Exercise details ->
Your task is to repeat the listing exactly.

Records provided ->

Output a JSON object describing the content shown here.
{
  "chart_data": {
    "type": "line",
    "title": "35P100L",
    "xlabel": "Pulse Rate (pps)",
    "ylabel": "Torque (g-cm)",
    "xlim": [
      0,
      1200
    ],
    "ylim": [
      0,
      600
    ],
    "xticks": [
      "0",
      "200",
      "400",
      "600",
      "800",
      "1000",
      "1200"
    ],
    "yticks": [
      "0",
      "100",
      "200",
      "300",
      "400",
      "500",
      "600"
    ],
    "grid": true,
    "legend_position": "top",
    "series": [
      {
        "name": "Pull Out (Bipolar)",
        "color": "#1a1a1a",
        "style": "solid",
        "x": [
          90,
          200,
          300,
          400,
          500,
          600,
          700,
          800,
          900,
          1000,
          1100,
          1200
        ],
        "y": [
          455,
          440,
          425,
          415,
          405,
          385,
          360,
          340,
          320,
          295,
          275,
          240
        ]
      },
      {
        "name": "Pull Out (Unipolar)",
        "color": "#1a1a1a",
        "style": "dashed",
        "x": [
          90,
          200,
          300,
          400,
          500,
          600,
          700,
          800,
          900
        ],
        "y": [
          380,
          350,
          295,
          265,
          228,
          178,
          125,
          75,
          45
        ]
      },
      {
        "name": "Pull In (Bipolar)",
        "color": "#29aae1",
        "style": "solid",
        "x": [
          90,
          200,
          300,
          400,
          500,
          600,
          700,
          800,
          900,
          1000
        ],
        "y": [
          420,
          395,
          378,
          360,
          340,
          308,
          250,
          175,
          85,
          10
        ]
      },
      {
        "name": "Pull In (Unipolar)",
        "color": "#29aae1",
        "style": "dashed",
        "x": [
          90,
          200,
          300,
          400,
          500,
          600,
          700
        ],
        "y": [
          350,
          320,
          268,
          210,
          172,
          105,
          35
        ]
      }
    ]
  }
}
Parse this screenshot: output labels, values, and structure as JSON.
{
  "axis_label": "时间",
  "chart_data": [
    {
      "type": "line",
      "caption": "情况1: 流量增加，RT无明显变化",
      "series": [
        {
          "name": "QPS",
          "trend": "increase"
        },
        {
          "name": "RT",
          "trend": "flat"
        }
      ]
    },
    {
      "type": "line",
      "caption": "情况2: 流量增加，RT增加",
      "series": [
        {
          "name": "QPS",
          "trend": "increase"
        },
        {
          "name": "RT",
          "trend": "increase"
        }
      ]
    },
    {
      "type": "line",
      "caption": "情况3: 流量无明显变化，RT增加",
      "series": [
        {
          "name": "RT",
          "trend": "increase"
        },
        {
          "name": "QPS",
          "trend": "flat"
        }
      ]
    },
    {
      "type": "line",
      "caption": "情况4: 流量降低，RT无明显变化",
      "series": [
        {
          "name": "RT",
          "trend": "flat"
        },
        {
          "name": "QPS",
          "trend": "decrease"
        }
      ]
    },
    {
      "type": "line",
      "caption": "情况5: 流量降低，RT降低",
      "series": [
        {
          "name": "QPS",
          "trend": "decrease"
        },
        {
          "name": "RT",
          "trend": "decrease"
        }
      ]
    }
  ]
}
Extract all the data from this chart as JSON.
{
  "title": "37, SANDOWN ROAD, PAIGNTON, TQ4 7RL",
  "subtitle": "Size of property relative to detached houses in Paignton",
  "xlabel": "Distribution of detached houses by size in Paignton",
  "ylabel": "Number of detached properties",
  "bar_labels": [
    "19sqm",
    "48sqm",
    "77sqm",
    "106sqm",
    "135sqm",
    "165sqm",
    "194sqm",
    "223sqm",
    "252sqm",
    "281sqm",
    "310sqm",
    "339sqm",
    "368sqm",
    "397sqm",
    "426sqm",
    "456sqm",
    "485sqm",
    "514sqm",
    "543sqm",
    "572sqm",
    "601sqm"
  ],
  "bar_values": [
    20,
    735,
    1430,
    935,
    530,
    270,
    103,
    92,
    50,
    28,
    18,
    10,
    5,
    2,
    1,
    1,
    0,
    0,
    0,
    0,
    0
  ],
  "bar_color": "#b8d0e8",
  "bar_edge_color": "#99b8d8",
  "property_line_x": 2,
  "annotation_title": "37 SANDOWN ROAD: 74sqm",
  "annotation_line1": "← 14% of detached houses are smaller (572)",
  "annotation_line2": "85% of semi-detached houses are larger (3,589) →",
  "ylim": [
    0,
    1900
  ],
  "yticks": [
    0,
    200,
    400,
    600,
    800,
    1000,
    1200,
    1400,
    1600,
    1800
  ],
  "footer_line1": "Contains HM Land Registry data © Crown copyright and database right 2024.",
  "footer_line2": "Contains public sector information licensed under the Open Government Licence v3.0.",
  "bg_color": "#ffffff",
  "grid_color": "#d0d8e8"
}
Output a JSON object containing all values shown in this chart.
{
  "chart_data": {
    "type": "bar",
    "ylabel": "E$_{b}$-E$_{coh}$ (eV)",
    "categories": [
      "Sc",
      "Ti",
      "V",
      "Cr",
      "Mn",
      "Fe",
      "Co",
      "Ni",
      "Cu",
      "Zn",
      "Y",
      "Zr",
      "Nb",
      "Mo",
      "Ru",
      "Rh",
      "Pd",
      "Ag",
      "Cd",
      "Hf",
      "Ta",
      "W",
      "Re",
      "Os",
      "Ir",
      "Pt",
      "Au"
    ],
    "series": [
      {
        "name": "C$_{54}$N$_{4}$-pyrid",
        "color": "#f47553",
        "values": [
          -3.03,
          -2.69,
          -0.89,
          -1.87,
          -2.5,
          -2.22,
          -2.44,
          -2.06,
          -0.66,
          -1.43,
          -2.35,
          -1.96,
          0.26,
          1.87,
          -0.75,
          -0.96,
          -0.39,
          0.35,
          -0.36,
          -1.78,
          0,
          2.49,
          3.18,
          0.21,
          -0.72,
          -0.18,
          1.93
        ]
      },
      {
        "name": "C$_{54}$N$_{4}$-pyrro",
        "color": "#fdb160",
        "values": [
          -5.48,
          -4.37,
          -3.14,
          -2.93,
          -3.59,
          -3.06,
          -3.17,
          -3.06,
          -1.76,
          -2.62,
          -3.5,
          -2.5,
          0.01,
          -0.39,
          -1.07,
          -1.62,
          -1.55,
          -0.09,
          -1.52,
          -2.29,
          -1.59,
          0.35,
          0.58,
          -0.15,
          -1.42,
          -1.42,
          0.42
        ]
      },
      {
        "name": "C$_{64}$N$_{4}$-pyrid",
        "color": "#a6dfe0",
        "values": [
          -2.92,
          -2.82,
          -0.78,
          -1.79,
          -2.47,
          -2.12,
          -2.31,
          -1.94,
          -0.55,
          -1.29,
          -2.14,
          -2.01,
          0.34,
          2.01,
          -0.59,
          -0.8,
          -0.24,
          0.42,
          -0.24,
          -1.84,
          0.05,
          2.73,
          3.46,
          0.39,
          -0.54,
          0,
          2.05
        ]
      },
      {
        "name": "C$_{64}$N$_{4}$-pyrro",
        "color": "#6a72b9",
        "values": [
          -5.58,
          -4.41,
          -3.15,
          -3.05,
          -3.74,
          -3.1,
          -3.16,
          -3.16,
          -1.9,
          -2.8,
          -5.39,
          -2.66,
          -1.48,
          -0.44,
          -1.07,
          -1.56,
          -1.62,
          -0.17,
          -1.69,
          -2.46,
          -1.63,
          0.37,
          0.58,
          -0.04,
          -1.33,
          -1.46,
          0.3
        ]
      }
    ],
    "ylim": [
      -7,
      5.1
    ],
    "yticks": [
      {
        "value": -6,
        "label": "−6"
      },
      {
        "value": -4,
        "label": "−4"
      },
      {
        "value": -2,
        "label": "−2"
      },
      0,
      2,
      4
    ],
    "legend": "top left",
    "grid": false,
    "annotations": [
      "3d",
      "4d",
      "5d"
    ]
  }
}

Exercise response ->
Output a JSON object describing the content shown here.
{
  "chart_data": {
    "type": "line",
    "title": "35P100L",
    "xlabel": "Pulse Rate (pps)",
    "ylabel": "Torque (g-cm)",
    "xlim": [
      0,
      1200
    ],
    "ylim": [
      0,
      600
    ],
    "xticks": [
      "0",
      "200",
      "400",
      "600",
      "800",
      "1000",
      "1200"
    ],
    "yticks": [
      "0",
      "100",
      "200",
      "300",
      "400",
      "500",
      "600"
    ],
    "grid": true,
    "legend_position": "top",
    "series": [
      {
        "name": "Pull Out (Bipolar)",
        "color": "#1a1a1a",
        "style": "solid",
        "x": [
          90,
          200,
          300,
          400,
          500,
          600,
          700,
          800,
          900,
          1000,
          1100,
          1200
        ],
        "y": [
          455,
          440,
          425,
          415,
          405,
          385,
          360,
          340,
          320,
          295,
          275,
          240
        ]
      },
      {
        "name": "Pull Out (Unipolar)",
        "color": "#1a1a1a",
        "style": "dashed",
        "x": [
          90,
          200,
          300,
          400,
          500,
          600,
          700,
          800,
          900
        ],
        "y": [
          380,
          350,
          295,
          265,
          228,
          178,
          125,
          75,
          45
        ]
      },
      {
        "name": "Pull In (Bipolar)",
        "color": "#29aae1",
        "style": "solid",
        "x": [
          90,
          200,
          300,
          400,
          500,
          600,
          700,
          800,
          900,
          1000
        ],
        "y": [
          420,
          395,
          378,
          360,
          340,
          308,
          250,
          175,
          85,
          10
        ]
      },
      {
        "name": "Pull In (Unipolar)",
        "color": "#29aae1",
        "style": "dashed",
        "x": [
          90,
          200,
          300,
          400,
          500,
          600,
          700
        ],
        "y": [
          350,
          320,
          268,
          210,
          172,
          105,
          35
        ]
      }
    ]
  }
}
Parse this screenshot: output labels, values, and structure as JSON.
{
  "axis_label": "时间",
  "chart_data": [
    {
      "type": "line",
      "caption": "情况1: 流量增加，RT无明显变化",
      "series": [
        {
          "name": "QPS",
          "trend": "increase"
        },
        {
          "name": "RT",
          "trend": "flat"
        }
      ]
    },
    {
      "type": "line",
      "caption": "情况2: 流量增加，RT增加",
      "series": [
        {
          "name": "QPS",
          "trend": "increase"
        },
        {
          "name": "RT",
          "trend": "increase"
        }
      ]
    },
    {
      "type": "line",
      "caption": "情况3: 流量无明显变化，RT增加",
      "series": [
        {
          "name": "RT",
          "trend": "increase"
        },
        {
          "name": "QPS",
          "trend": "flat"
        }
      ]
    },
    {
      "type": "line",
      "caption": "情况4: 流量降低，RT无明显变化",
      "series": [
        {
          "name": "RT",
          "trend": "flat"
        },
        {
          "name": "QPS",
          "trend": "decrease"
        }
      ]
    },
    {
      "type": "line",
      "caption": "情况5: 流量降低，RT降低",
      "series": [
        {
          "name": "QPS",
          "trend": "decrease"
        },
        {
          "name": "RT",
          "trend": "decrease"
        }
      ]
    }
  ]
}
Extract all the data from this chart as JSON.
{
  "title": "37, SANDOWN ROAD, PAIGNTON, TQ4 7RL",
  "subtitle": "Size of property relative to detached houses in Paignton",
  "xlabel": "Distribution of detached houses by size in Paignton",
  "ylabel": "Number of detached properties",
  "bar_labels": [
    "19sqm",
    "48sqm",
    "77sqm",
    "106sqm",
    "135sqm",
    "165sqm",
    "194sqm",
    "223sqm",
    "252sqm",
    "281sqm",
    "310sqm",
    "339sqm",
    "368sqm",
    "397sqm",
    "426sqm",
    "456sqm",
    "485sqm",
    "514sqm",
    "543sqm",
    "572sqm",
    "601sqm"
  ],
  "bar_values": [
    20,
    735,
    1430,
    935,
    530,
    270,
    103,
    92,
    50,
    28,
    18,
    10,
    5,
    2,
    1,
    1,
    0,
    0,
    0,
    0,
    0
  ],
  "bar_color": "#b8d0e8",
  "bar_edge_color": "#99b8d8",
  "property_line_x": 2,
  "annotation_title": "37 SANDOWN ROAD: 74sqm",
  "annotation_line1": "← 14% of detached houses are smaller (572)",
  "annotation_line2": "85% of semi-detached houses are larger (3,589) →",
  "ylim": [
    0,
    1900
  ],
  "yticks": [
    0,
    200,
    400,
    600,
    800,
    1000,
    1200,
    1400,
    1600,
    1800
  ],
  "footer_line1": "Contains HM Land Registry data © Crown copyright and database right 2024.",
  "footer_line2": "Contains public sector information licensed under the Open Government Licence v3.0.",
  "bg_color": "#ffffff",
  "grid_color": "#d0d8e8"
}
Output a JSON object containing all values shown in this chart.
{
  "chart_data": {
    "type": "bar",
    "ylabel": "E$_{b}$-E$_{coh}$ (eV)",
    "categories": [
      "Sc",
      "Ti",
      "V",
      "Cr",
      "Mn",
      "Fe",
      "Co",
      "Ni",
      "Cu",
      "Zn",
      "Y",
      "Zr",
      "Nb",
      "Mo",
      "Ru",
      "Rh",
      "Pd",
      "Ag",
      "Cd",
      "Hf",
      "Ta",
      "W",
      "Re",
      "Os",
      "Ir",
      "Pt",
      "Au"
    ],
    "series": [
      {
        "name": "C$_{54}$N$_{4}$-pyrid",
        "color": "#f47553",
        "values": [
          -3.03,
          -2.69,
          -0.89,
          -1.87,
          -2.5,
          -2.22,
          -2.44,
          -2.06,
          -0.66,
          -1.43,
          -2.35,
          -1.96,
          0.26,
          1.87,
          -0.75,
          -0.96,
          -0.39,
          0.35,
          -0.36,
          -1.78,
          0,
          2.49,
          3.18,
          0.21,
          -0.72,
          -0.18,
          1.93
        ]
      },
      {
        "name": "C$_{54}$N$_{4}$-pyrro",
        "color": "#fdb160",
        "values": [
          -5.48,
          -4.37,
          -3.14,
          -2.93,
          -3.59,
          -3.06,
          -3.17,
          -3.06,
          -1.76,
          -2.62,
          -3.5,
          -2.5,
          0.01,
          -0.39,
          -1.07,
          -1.62,
          -1.55,
          -0.09,
          -1.52,
          -2.29,
          -1.59,
          0.35,
          0.58,
          -0.15,
          -1.42,
          -1.42,
          0.42
        ]
      },
      {
        "name": "C$_{64}$N$_{4}$-pyrid",
        "color": "#a6dfe0",
        "values": [
          -2.92,
          -2.82,
          -0.78,
          -1.79,
          -2.47,
          -2.12,
          -2.31,
          -1.94,
          -0.55,
          -1.29,
          -2.14,
          -2.01,
          0.34,
          2.01,
          -0.59,
          -0.8,
          -0.24,
          0.42,
          -0.24,
          -1.84,
          0.05,
          2.73,
          3.46,
          0.39,
          -0.54,
          0,
          2.05
        ]
      },
      {
        "name": "C$_{64}$N$_{4}$-pyrro",
        "color": "#6a72b9",
        "values": [
          -5.58,
          -4.41,
          -3.15,
          -3.05,
          -3.74,
          -3.1,
          -3.16,
          -3.16,
          -1.9,
          -2.8,
          -5.39,
          -2.66,
          -1.48,
          -0.44,
          -1.07,
          -1.56,
          -1.62,
          -0.17,
          -1.69,
          -2.46,
          -1.63,
          0.37,
          0.58,
          -0.04,
          -1.33,
          -1.46,
          0.3
        ]
      }
    ],
    "ylim": [
      -7,
      5.1
    ],
    "yticks": [
      {
        "value": -6,
        "label": "−6"
      },
      {
        "value": -4,
        "label": "−4"
      },
      {
        "value": -2,
        "label": "−2"
      },
      0,
      2,
      4
    ],
    "legend": "top left",
    "grid": false,
    "annotations": [
      "3d",
      "4d",
      "5d"
    ]
  }
}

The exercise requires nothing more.